WHAT YOU HAVE TO DO: Only the number is wanted: count the lines that include the word "käivitusaku".

%%

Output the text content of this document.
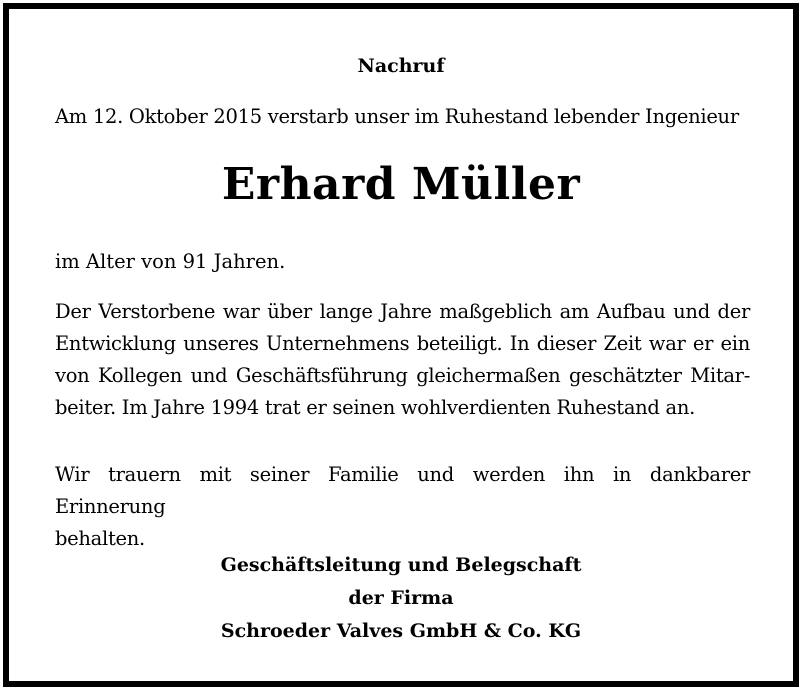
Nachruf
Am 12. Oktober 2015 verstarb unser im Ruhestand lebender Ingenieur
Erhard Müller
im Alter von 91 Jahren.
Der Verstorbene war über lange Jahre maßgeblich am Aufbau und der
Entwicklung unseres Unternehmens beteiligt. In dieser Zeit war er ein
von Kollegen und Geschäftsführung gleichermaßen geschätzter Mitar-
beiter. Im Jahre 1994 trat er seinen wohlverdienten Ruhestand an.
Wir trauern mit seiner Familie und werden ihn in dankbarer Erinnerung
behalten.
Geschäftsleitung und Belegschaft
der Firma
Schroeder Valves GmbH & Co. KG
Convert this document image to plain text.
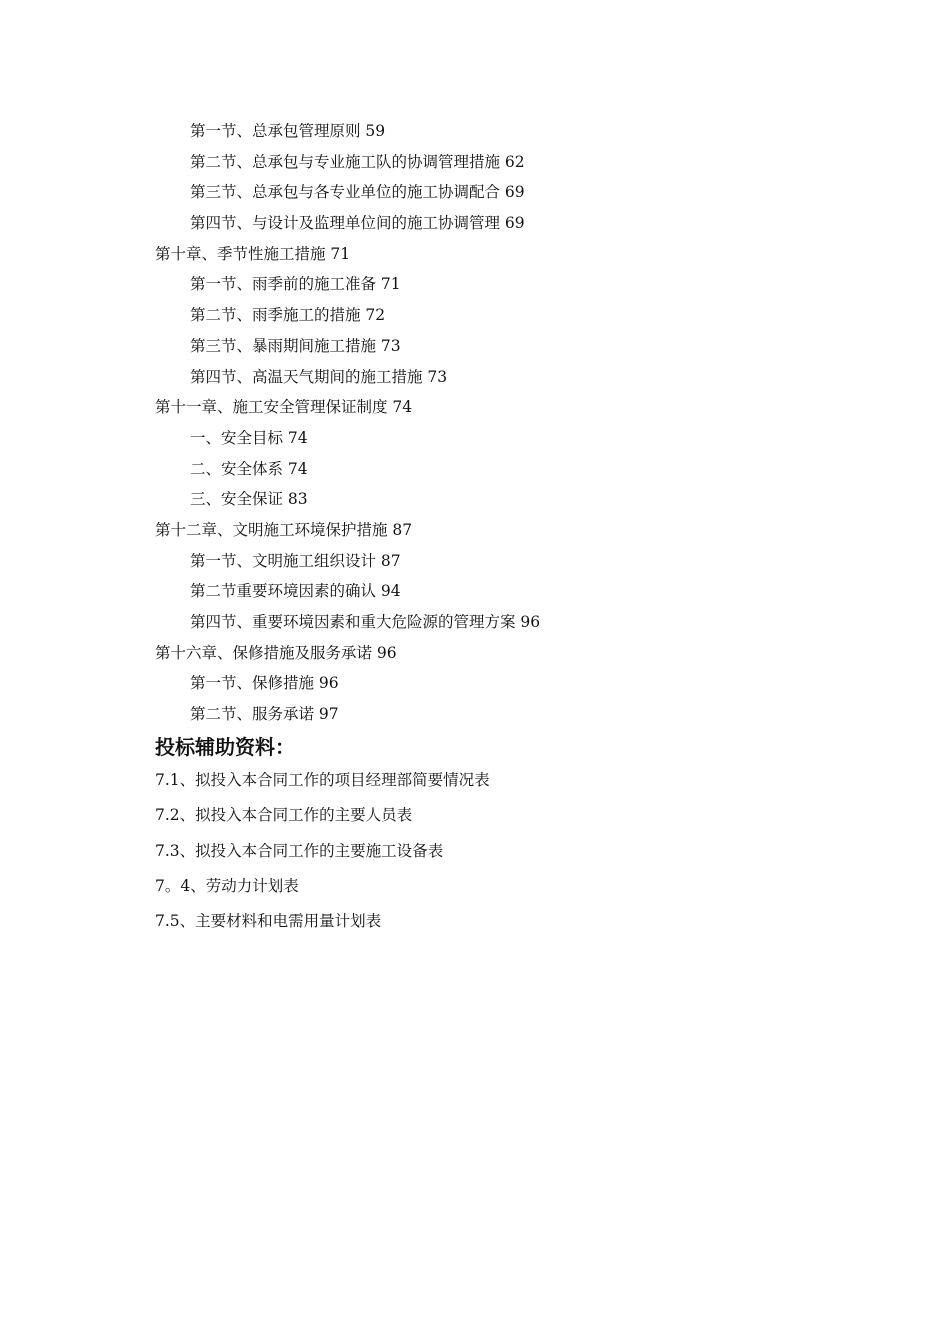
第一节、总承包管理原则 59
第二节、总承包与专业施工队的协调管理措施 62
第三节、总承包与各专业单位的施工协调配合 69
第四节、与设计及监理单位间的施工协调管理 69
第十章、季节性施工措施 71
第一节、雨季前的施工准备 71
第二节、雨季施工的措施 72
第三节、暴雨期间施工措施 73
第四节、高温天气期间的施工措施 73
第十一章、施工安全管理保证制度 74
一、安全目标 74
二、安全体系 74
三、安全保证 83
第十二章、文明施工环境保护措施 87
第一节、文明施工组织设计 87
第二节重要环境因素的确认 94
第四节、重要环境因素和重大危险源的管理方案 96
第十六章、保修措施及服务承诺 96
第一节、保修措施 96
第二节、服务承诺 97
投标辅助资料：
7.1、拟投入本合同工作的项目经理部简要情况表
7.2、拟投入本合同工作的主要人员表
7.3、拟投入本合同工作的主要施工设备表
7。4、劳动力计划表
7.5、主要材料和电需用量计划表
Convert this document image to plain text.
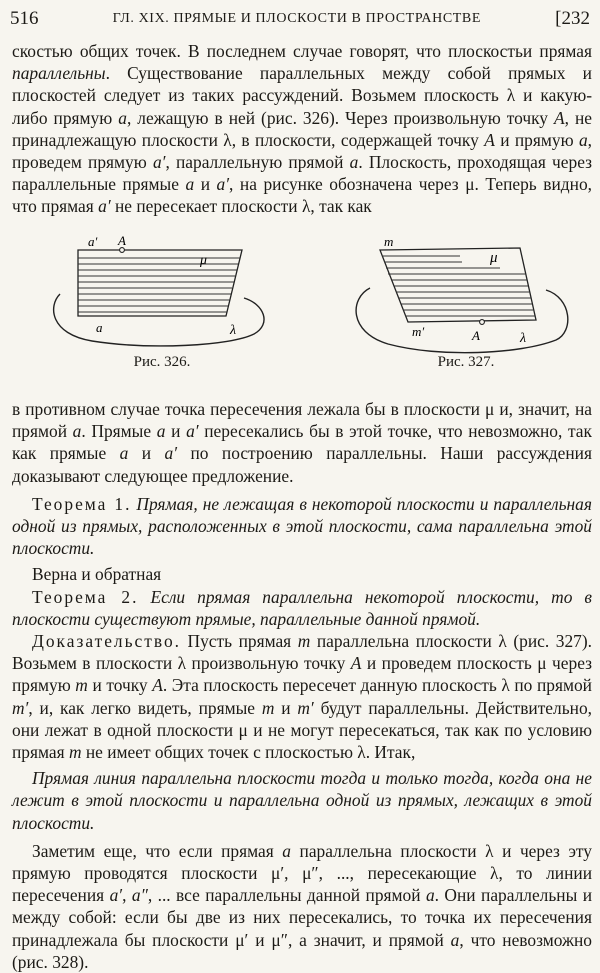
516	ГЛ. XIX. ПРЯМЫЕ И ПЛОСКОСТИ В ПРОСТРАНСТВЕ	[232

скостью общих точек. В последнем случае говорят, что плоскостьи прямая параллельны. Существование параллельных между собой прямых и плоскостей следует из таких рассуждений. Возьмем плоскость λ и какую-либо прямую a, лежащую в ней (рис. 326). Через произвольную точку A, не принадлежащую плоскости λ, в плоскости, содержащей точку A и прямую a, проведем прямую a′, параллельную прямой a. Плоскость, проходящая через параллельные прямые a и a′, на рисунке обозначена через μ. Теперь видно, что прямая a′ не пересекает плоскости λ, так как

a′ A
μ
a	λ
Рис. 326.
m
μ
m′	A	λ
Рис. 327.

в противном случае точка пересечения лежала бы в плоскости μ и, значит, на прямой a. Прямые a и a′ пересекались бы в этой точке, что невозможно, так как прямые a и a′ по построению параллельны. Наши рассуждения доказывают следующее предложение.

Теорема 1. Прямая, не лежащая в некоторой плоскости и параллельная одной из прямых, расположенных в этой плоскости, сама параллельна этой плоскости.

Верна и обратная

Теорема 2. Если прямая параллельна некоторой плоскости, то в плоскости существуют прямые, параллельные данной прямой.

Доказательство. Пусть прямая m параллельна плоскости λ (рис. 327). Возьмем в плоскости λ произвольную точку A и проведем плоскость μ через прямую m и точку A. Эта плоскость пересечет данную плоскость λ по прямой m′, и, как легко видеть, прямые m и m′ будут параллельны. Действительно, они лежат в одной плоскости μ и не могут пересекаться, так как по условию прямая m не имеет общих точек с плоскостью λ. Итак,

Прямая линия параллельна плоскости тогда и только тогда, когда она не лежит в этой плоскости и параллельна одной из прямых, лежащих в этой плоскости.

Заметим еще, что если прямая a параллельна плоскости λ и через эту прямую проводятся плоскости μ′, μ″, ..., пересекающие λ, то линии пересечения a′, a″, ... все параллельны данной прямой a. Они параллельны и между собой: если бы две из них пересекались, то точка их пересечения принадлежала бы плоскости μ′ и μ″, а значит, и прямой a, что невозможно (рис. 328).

%%
%%

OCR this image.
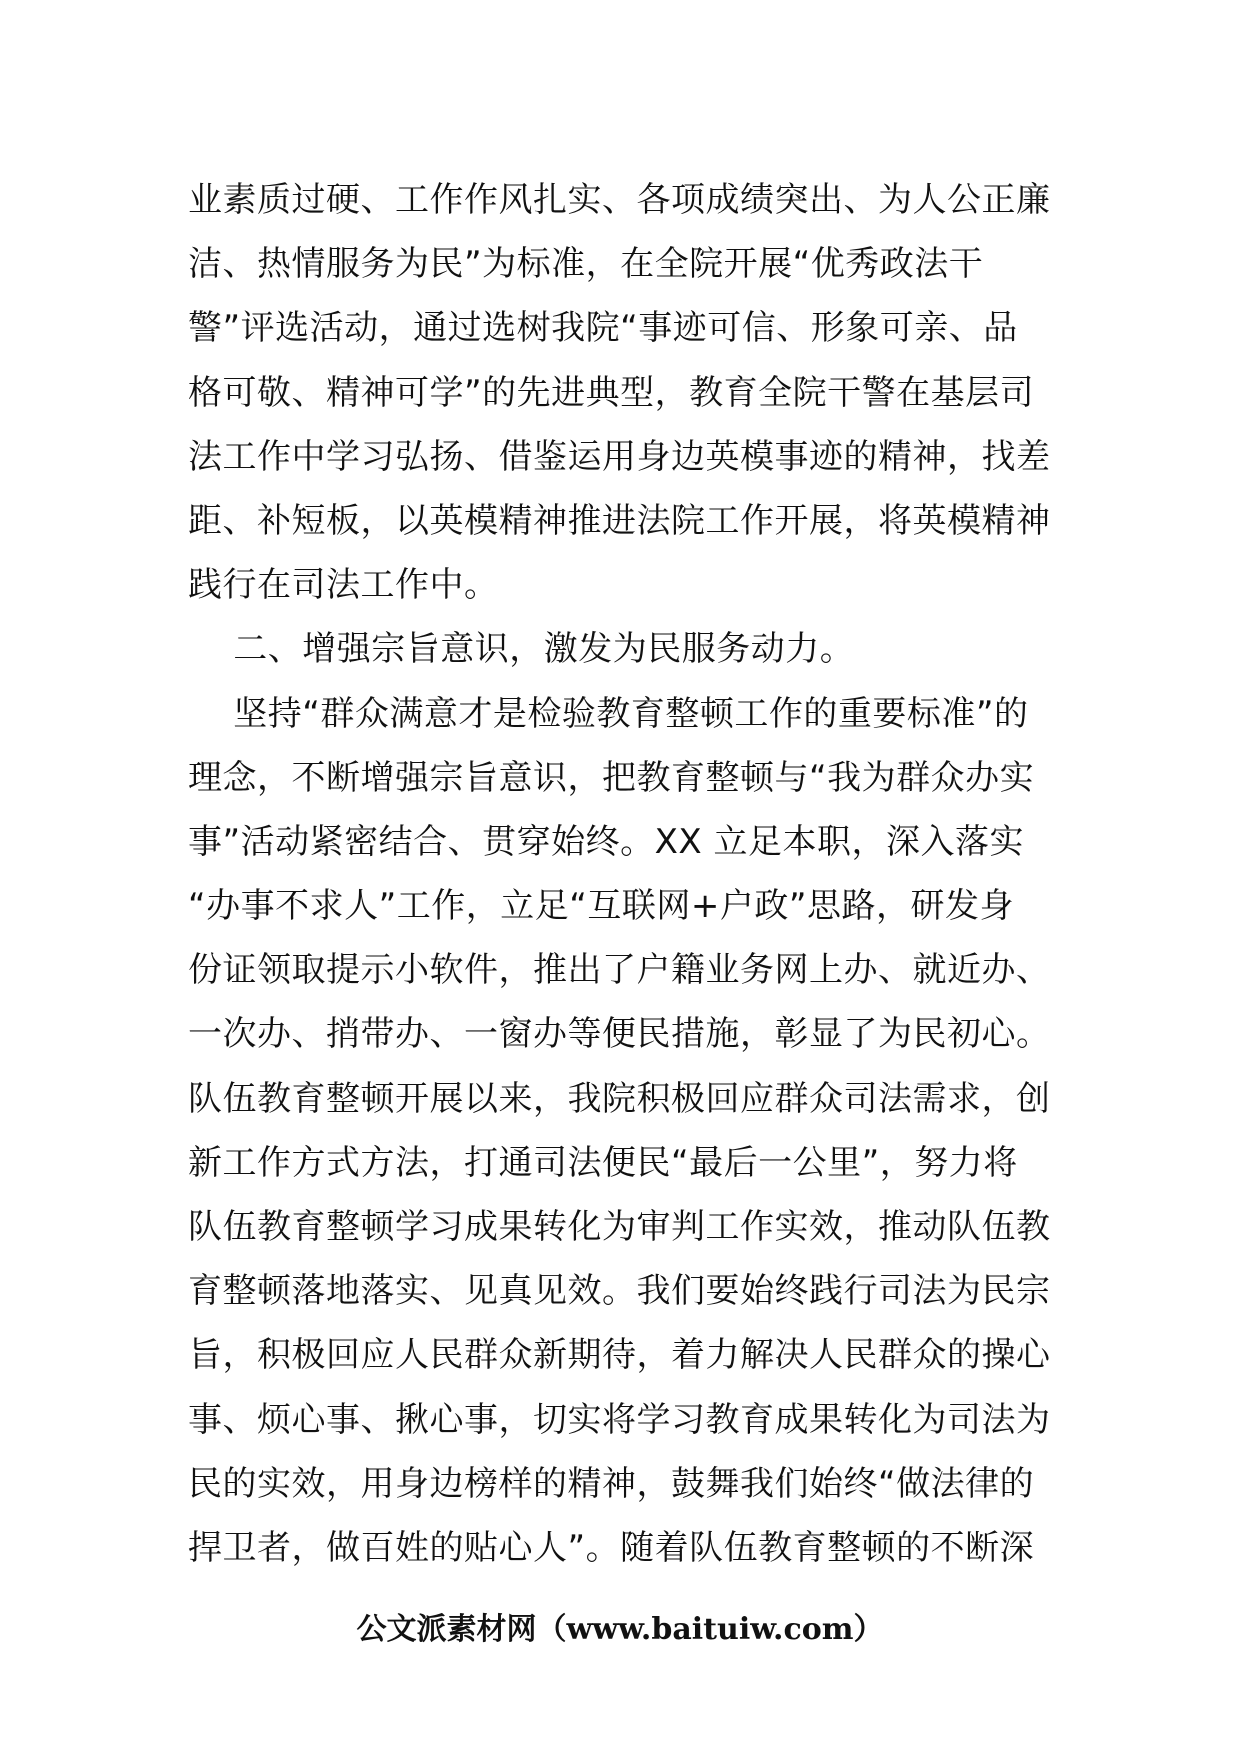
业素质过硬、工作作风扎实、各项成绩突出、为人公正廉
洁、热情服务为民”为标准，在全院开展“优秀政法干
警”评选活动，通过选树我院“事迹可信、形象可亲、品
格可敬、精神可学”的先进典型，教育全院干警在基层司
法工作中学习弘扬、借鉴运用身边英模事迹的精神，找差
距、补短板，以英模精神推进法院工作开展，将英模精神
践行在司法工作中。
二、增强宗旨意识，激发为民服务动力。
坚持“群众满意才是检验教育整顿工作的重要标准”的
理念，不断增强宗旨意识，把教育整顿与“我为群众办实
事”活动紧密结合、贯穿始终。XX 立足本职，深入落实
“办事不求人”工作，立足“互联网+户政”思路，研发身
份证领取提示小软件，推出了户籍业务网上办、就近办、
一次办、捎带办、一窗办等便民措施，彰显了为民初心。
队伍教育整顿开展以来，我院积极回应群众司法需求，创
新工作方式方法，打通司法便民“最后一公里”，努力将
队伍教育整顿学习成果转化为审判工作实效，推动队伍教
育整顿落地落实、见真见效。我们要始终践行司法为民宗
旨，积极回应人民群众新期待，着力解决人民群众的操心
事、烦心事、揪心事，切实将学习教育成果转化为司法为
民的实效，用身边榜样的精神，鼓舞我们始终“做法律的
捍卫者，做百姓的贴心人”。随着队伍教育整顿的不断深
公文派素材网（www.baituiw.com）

%%
%%

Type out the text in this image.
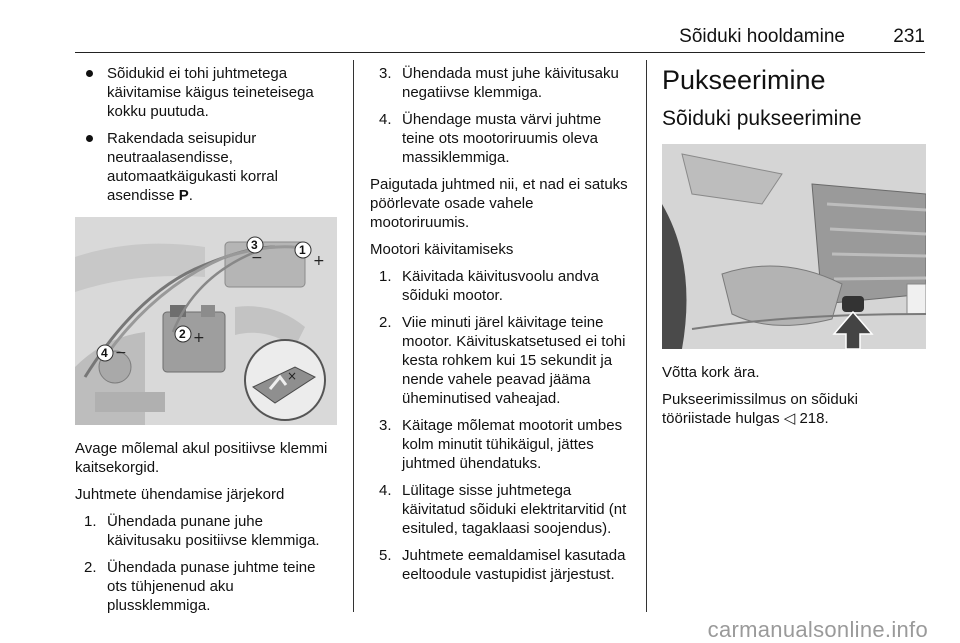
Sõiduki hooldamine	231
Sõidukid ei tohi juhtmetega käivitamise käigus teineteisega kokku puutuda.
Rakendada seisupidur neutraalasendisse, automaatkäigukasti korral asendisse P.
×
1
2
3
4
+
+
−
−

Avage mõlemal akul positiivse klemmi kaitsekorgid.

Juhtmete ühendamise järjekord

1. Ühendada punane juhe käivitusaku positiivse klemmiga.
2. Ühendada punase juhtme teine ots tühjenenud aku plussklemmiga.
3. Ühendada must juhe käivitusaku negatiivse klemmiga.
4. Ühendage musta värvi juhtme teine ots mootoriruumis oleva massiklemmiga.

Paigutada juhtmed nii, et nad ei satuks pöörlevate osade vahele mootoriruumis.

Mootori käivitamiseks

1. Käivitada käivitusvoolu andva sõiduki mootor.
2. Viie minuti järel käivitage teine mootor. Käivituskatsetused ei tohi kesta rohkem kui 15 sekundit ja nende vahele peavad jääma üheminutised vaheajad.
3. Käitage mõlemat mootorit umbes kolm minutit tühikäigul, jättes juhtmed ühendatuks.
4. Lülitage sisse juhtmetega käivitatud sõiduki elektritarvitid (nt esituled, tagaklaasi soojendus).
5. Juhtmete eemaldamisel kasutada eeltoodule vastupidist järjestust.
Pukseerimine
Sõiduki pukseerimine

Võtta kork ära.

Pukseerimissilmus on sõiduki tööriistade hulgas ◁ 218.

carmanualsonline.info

%%

EXERCISE RESPONSE: 2